**What to work on:** Every line in the listing is to be echoed verbatim.

------

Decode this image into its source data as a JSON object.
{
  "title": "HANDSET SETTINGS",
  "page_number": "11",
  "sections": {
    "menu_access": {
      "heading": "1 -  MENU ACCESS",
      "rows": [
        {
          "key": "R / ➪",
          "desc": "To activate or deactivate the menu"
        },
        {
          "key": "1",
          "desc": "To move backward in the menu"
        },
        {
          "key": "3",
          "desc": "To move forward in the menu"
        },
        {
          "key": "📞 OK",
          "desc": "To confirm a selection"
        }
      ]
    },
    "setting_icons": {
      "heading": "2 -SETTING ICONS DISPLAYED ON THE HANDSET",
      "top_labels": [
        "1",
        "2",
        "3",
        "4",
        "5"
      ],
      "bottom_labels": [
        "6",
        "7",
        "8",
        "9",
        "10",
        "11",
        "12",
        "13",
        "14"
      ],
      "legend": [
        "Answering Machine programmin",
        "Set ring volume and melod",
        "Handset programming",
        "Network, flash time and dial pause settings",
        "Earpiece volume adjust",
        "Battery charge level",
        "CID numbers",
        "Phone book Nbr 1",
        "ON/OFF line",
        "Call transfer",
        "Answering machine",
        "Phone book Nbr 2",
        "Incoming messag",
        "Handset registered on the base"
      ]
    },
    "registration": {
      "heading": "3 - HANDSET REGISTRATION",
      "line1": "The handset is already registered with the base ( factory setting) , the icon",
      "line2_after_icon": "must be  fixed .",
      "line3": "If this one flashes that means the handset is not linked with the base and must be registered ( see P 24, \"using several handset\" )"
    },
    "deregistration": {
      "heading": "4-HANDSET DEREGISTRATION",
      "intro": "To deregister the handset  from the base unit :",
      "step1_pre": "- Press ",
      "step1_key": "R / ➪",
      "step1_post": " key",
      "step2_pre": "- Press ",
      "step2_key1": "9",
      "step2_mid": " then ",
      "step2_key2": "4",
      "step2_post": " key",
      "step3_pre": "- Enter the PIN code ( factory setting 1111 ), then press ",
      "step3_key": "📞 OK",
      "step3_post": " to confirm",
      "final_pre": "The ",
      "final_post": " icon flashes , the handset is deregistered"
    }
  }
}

------

**Reply to the task:**
Decode this image into its source data as a JSON object.
{
  "title": "HANDSET SETTINGS",
  "page_number": "11",
  "sections": {
    "menu_access": {
      "heading": "1 -  MENU ACCESS",
      "rows": [
        {
          "key": "R / ➪",
          "desc": "To activate or deactivate the menu"
        },
        {
          "key": "1",
          "desc": "To move backward in the menu"
        },
        {
          "key": "3",
          "desc": "To move forward in the menu"
        },
        {
          "key": "📞 OK",
          "desc": "To confirm a selection"
        }
      ]
    },
    "setting_icons": {
      "heading": "2 -SETTING ICONS DISPLAYED ON THE HANDSET",
      "top_labels": [
        "1",
        "2",
        "3",
        "4",
        "5"
      ],
      "bottom_labels": [
        "6",
        "7",
        "8",
        "9",
        "10",
        "11",
        "12",
        "13",
        "14"
      ],
      "legend": [
        "Answering Machine programmin",
        "Set ring volume and melod",
        "Handset programming",
        "Network, flash time and dial pause settings",
        "Earpiece volume adjust",
        "Battery charge level",
        "CID numbers",
        "Phone book Nbr 1",
        "ON/OFF line",
        "Call transfer",
        "Answering machine",
        "Phone book Nbr 2",
        "Incoming messag",
        "Handset registered on the base"
      ]
    },
    "registration": {
      "heading": "3 - HANDSET REGISTRATION",
      "line1": "The handset is already registered with the base ( factory setting) , the icon",
      "line2_after_icon": "must be  fixed .",
      "line3": "If this one flashes that means the handset is not linked with the base and must be registered ( see P 24, \"using several handset\" )"
    },
    "deregistration": {
      "heading": "4-HANDSET DEREGISTRATION",
      "intro": "To deregister the handset  from the base unit :",
      "step1_pre": "- Press ",
      "step1_key": "R / ➪",
      "step1_post": " key",
      "step2_pre": "- Press ",
      "step2_key1": "9",
      "step2_mid": " then ",
      "step2_key2": "4",
      "step2_post": " key",
      "step3_pre": "- Enter the PIN code ( factory setting 1111 ), then press ",
      "step3_key": "📞 OK",
      "step3_post": " to confirm",
      "final_pre": "The ",
      "final_post": " icon flashes , the handset is deregistered"
    }
  }
}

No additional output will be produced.